*Exercise prompt*
A line counts if it contains the string "color"; say how many such lines there are, giving only the number.

Extracts from a graphics dataset
□ □ □ □ □

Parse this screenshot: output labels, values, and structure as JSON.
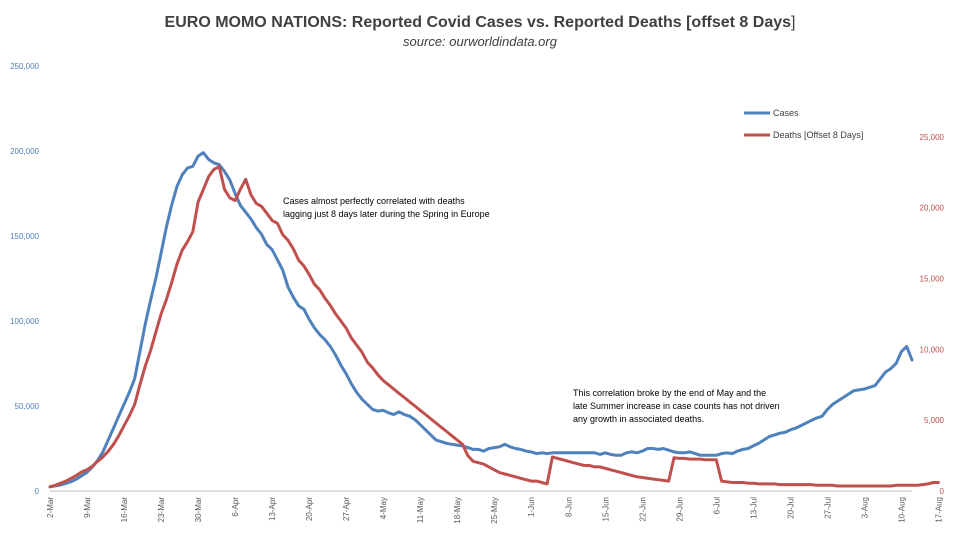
{
  "chart_data": {
    "type": "line",
    "title": "EURO MOMO NATIONS: Reported Covid Cases vs. Reported Deaths [offset 8 Days",
    "title_tail": "]",
    "subtitle": "source: ourworldindata.org",
    "x_ticks": [
      "2-Mar",
      "9-Mar",
      "16-Mar",
      "23-Mar",
      "30-Mar",
      "6-Apr",
      "13-Apr",
      "20-Apr",
      "27-Apr",
      "4-May",
      "11-May",
      "18-May",
      "25-May",
      "1-Jun",
      "8-Jun",
      "15-Jun",
      "22-Jun",
      "29-Jun",
      "6-Jul",
      "13-Jul",
      "20-Jul",
      "27-Jul",
      "3-Aug",
      "10-Aug",
      "17-Aug"
    ],
    "y_left": {
      "min": 0,
      "max": 250000,
      "ticks": [
        "0",
        "50,000",
        "100,000",
        "150,000",
        "200,000",
        "250,000"
      ],
      "color": "#4F81BD"
    },
    "y_right": {
      "min": 0,
      "max": 30000,
      "ticks": [
        "0",
        "5,000",
        "10,000",
        "15,000",
        "20,000",
        "25,000"
      ],
      "color": "#C0504D"
    },
    "legend": [
      {
        "label": "Cases",
        "color": "#4F81BD"
      },
      {
        "label": "Deaths [Offset 8 Days]",
        "color": "#C0504D"
      }
    ],
    "annotations": [
      [
        "Cases almost perfectly correlated with deaths",
        "lagging just 8 days later during the Spring in Europe"
      ],
      [
        "This correlation broke by the end of May and the",
        "late Summer increase in case counts has not driven",
        "any growth in associated deaths."
      ]
    ],
    "series": [
      {
        "name": "Cases",
        "axis": "left",
        "color": "#4F81BD",
        "values": [
          2500,
          3000,
          3600,
          4500,
          5500,
          7000,
          9000,
          11000,
          14000,
          18000,
          23000,
          30000,
          37000,
          44000,
          51000,
          58000,
          66000,
          82000,
          98000,
          112000,
          125000,
          140000,
          155000,
          168000,
          179000,
          186000,
          190000,
          191000,
          197000,
          199000,
          195000,
          193000,
          192000,
          188000,
          183000,
          175000,
          168000,
          164000,
          160000,
          155000,
          151000,
          145000,
          142000,
          136000,
          130000,
          120000,
          114000,
          109000,
          107000,
          101000,
          96000,
          92000,
          89000,
          85000,
          80000,
          74000,
          69000,
          63000,
          58000,
          54000,
          51000,
          48000,
          47000,
          47500,
          46000,
          45000,
          46500,
          45000,
          44000,
          42000,
          39000,
          36000,
          33000,
          30000,
          29000,
          28000,
          27500,
          27000,
          26500,
          25500,
          24500,
          24500,
          23500,
          25000,
          25500,
          26000,
          27500,
          26000,
          25000,
          24500,
          23500,
          23000,
          22000,
          22500,
          22000,
          22500,
          22500,
          22500,
          22500,
          22500,
          22500,
          22500,
          22500,
          22500,
          21500,
          22500,
          21500,
          21000,
          21000,
          22500,
          23000,
          22500,
          23500,
          25000,
          25000,
          24500,
          25000,
          24000,
          23000,
          22500,
          22500,
          23000,
          22000,
          21000,
          21000,
          21000,
          21000,
          22000,
          22500,
          22000,
          23500,
          24500,
          25000,
          26500,
          28000,
          30000,
          32000,
          33000,
          34000,
          34500,
          36000,
          37000,
          38500,
          40000,
          41500,
          43000,
          44000,
          48000,
          51000,
          53000,
          55000,
          57000,
          59000,
          59500,
          60000,
          61000,
          62000,
          66000,
          70000,
          72000,
          75000,
          82000,
          85000,
          77000
        ]
      },
      {
        "name": "Deaths [Offset 8 Days]",
        "axis": "right",
        "color": "#C0504D",
        "values": [
          300,
          400,
          550,
          700,
          900,
          1100,
          1350,
          1500,
          1750,
          2100,
          2400,
          2800,
          3300,
          3900,
          4600,
          5300,
          6100,
          7500,
          8800,
          9900,
          11200,
          12500,
          13500,
          14700,
          16000,
          17000,
          17600,
          18300,
          20400,
          21300,
          22200,
          22700,
          22900,
          21300,
          20700,
          20500,
          21300,
          22000,
          20900,
          20300,
          20100,
          19600,
          19100,
          18900,
          18100,
          17700,
          17100,
          16300,
          15900,
          15300,
          14600,
          14200,
          13600,
          13100,
          12500,
          12000,
          11500,
          10800,
          10300,
          9800,
          9100,
          8700,
          8200,
          7800,
          7500,
          7200,
          6900,
          6600,
          6300,
          6000,
          5700,
          5400,
          5100,
          4800,
          4500,
          4200,
          3900,
          3600,
          3300,
          2500,
          2100,
          2000,
          1900,
          1700,
          1500,
          1300,
          1200,
          1100,
          1000,
          900,
          800,
          700,
          700,
          600,
          500,
          2400,
          2300,
          2200,
          2100,
          2000,
          1900,
          1800,
          1800,
          1700,
          1700,
          1600,
          1500,
          1400,
          1300,
          1200,
          1100,
          1000,
          950,
          900,
          850,
          800,
          750,
          700,
          2350,
          2300,
          2300,
          2250,
          2250,
          2250,
          2200,
          2200,
          2200,
          700,
          650,
          600,
          600,
          600,
          550,
          550,
          500,
          500,
          500,
          500,
          450,
          450,
          450,
          450,
          450,
          450,
          450,
          400,
          400,
          400,
          400,
          350,
          350,
          350,
          350,
          350,
          350,
          350,
          350,
          350,
          350,
          350,
          400,
          400,
          400,
          400,
          400,
          450,
          500,
          600,
          600
        ]
      }
    ]
  }
}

□ □ □ □ □

*Full answer*
6